=== STATED EXERCISE ===
Type out the complete listing below word for word, without its pictures.

++++ RECORD EXTRACTS

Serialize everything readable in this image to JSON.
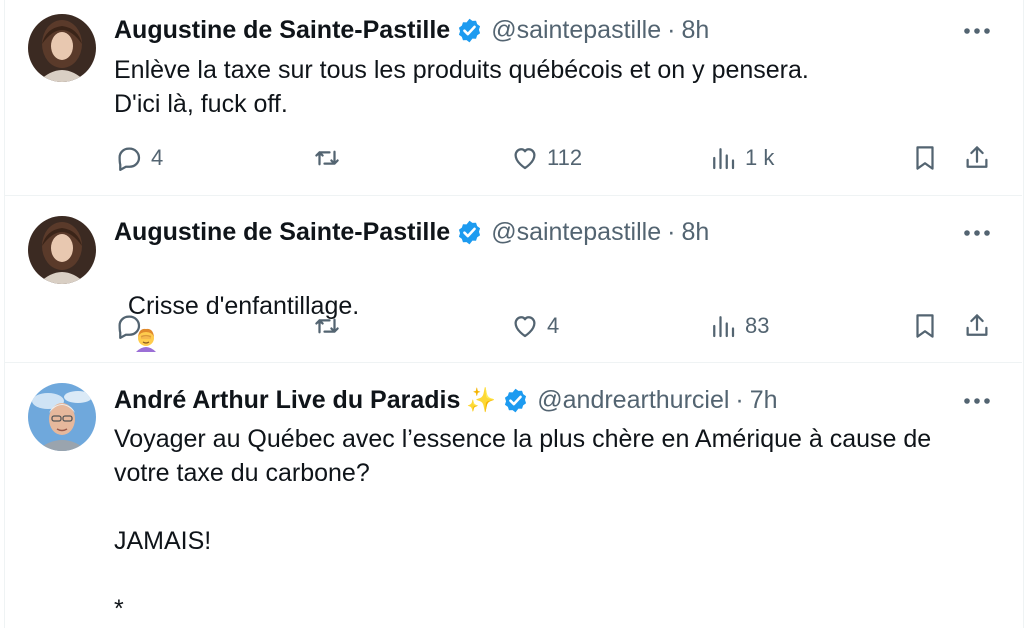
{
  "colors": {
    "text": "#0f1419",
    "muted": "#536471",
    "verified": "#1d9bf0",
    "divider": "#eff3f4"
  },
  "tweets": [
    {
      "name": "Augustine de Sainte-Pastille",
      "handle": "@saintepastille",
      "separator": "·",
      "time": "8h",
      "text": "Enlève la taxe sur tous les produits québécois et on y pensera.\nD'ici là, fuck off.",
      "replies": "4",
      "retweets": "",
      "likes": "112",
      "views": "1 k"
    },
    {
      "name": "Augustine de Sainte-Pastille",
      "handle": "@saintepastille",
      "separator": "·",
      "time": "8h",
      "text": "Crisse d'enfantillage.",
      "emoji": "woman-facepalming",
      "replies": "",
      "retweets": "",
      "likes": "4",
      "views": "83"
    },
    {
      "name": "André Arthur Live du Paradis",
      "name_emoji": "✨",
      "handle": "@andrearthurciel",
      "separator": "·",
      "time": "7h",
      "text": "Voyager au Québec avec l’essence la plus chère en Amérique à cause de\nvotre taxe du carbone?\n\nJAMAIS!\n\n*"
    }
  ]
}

++++++++

=== ANSWER ===
Serialize everything readable in this image to JSON.
{
  "colors": {
    "text": "#0f1419",
    "muted": "#536471",
    "verified": "#1d9bf0",
    "divider": "#eff3f4"
  },
  "tweets": [
    {
      "name": "Augustine de Sainte-Pastille",
      "handle": "@saintepastille",
      "separator": "·",
      "time": "8h",
      "text": "Enlève la taxe sur tous les produits québécois et on y pensera.\nD'ici là, fuck off.",
      "replies": "4",
      "retweets": "",
      "likes": "112",
      "views": "1 k"
    },
    {
      "name": "Augustine de Sainte-Pastille",
      "handle": "@saintepastille",
      "separator": "·",
      "time": "8h",
      "text": "Crisse d'enfantillage.",
      "emoji": "woman-facepalming",
      "replies": "",
      "retweets": "",
      "likes": "4",
      "views": "83"
    },
    {
      "name": "André Arthur Live du Paradis",
      "name_emoji": "✨",
      "handle": "@andrearthurciel",
      "separator": "·",
      "time": "7h",
      "text": "Voyager au Québec avec l’essence la plus chère en Amérique à cause de\nvotre taxe du carbone?\n\nJAMAIS!\n\n*"
    }
  ]
}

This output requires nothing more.